§ **Requirement**
Take the material and output all of it exactly.

§ **Data to process**

☆ ☆ ☆

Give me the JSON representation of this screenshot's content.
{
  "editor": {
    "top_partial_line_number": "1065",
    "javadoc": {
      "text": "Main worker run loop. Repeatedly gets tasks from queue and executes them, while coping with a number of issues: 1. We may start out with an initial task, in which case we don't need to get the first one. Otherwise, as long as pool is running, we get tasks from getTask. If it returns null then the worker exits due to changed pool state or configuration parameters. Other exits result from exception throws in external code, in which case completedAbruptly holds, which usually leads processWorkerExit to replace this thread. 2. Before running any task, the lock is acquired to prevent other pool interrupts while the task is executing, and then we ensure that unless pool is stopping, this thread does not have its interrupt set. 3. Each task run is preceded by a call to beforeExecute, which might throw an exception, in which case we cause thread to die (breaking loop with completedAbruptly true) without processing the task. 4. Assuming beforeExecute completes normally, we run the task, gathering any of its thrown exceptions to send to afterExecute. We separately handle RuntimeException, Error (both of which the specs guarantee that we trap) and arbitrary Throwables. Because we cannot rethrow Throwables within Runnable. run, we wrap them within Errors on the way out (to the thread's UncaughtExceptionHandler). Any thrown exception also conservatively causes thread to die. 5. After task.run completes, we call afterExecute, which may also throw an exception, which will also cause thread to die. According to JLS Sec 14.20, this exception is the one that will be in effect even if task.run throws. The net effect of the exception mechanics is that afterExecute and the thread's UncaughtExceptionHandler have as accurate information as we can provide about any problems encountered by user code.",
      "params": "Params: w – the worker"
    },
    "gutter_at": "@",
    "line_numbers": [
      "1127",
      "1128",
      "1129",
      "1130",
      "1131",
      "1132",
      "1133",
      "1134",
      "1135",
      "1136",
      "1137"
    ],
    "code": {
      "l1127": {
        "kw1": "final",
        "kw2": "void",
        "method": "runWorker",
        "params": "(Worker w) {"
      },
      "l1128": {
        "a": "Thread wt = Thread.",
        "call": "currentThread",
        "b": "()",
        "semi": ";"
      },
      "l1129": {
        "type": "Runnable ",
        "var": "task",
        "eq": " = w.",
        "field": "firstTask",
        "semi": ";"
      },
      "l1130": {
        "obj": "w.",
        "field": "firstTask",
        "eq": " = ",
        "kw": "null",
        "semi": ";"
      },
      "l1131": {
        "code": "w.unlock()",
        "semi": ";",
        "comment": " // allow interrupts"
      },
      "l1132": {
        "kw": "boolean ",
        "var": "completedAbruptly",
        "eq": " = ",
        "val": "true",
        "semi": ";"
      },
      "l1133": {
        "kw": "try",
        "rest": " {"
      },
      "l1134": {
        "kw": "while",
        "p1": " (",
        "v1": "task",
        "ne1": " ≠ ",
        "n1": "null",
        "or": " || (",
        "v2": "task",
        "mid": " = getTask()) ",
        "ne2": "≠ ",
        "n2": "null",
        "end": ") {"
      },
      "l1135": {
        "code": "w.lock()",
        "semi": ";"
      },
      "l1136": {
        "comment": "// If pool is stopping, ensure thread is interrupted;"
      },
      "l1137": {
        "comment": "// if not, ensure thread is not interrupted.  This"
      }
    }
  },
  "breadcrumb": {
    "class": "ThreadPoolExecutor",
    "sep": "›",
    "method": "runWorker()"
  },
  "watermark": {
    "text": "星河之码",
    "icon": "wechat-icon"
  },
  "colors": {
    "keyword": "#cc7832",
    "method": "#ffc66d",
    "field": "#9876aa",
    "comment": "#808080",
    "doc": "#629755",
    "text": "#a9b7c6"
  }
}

☆ ☆ ☆

§ **Written answer**
Give me the JSON representation of this screenshot's content.
{
  "editor": {
    "top_partial_line_number": "1065",
    "javadoc": {
      "text": "Main worker run loop. Repeatedly gets tasks from queue and executes them, while coping with a number of issues: 1. We may start out with an initial task, in which case we don't need to get the first one. Otherwise, as long as pool is running, we get tasks from getTask. If it returns null then the worker exits due to changed pool state or configuration parameters. Other exits result from exception throws in external code, in which case completedAbruptly holds, which usually leads processWorkerExit to replace this thread. 2. Before running any task, the lock is acquired to prevent other pool interrupts while the task is executing, and then we ensure that unless pool is stopping, this thread does not have its interrupt set. 3. Each task run is preceded by a call to beforeExecute, which might throw an exception, in which case we cause thread to die (breaking loop with completedAbruptly true) without processing the task. 4. Assuming beforeExecute completes normally, we run the task, gathering any of its thrown exceptions to send to afterExecute. We separately handle RuntimeException, Error (both of which the specs guarantee that we trap) and arbitrary Throwables. Because we cannot rethrow Throwables within Runnable. run, we wrap them within Errors on the way out (to the thread's UncaughtExceptionHandler). Any thrown exception also conservatively causes thread to die. 5. After task.run completes, we call afterExecute, which may also throw an exception, which will also cause thread to die. According to JLS Sec 14.20, this exception is the one that will be in effect even if task.run throws. The net effect of the exception mechanics is that afterExecute and the thread's UncaughtExceptionHandler have as accurate information as we can provide about any problems encountered by user code.",
      "params": "Params: w – the worker"
    },
    "gutter_at": "@",
    "line_numbers": [
      "1127",
      "1128",
      "1129",
      "1130",
      "1131",
      "1132",
      "1133",
      "1134",
      "1135",
      "1136",
      "1137"
    ],
    "code": {
      "l1127": {
        "kw1": "final",
        "kw2": "void",
        "method": "runWorker",
        "params": "(Worker w) {"
      },
      "l1128": {
        "a": "Thread wt = Thread.",
        "call": "currentThread",
        "b": "()",
        "semi": ";"
      },
      "l1129": {
        "type": "Runnable ",
        "var": "task",
        "eq": " = w.",
        "field": "firstTask",
        "semi": ";"
      },
      "l1130": {
        "obj": "w.",
        "field": "firstTask",
        "eq": " = ",
        "kw": "null",
        "semi": ";"
      },
      "l1131": {
        "code": "w.unlock()",
        "semi": ";",
        "comment": " // allow interrupts"
      },
      "l1132": {
        "kw": "boolean ",
        "var": "completedAbruptly",
        "eq": " = ",
        "val": "true",
        "semi": ";"
      },
      "l1133": {
        "kw": "try",
        "rest": " {"
      },
      "l1134": {
        "kw": "while",
        "p1": " (",
        "v1": "task",
        "ne1": " ≠ ",
        "n1": "null",
        "or": " || (",
        "v2": "task",
        "mid": " = getTask()) ",
        "ne2": "≠ ",
        "n2": "null",
        "end": ") {"
      },
      "l1135": {
        "code": "w.lock()",
        "semi": ";"
      },
      "l1136": {
        "comment": "// If pool is stopping, ensure thread is interrupted;"
      },
      "l1137": {
        "comment": "// if not, ensure thread is not interrupted.  This"
      }
    }
  },
  "breadcrumb": {
    "class": "ThreadPoolExecutor",
    "sep": "›",
    "method": "runWorker()"
  },
  "watermark": {
    "text": "星河之码",
    "icon": "wechat-icon"
  },
  "colors": {
    "keyword": "#cc7832",
    "method": "#ffc66d",
    "field": "#9876aa",
    "comment": "#808080",
    "doc": "#629755",
    "text": "#a9b7c6"
  }
}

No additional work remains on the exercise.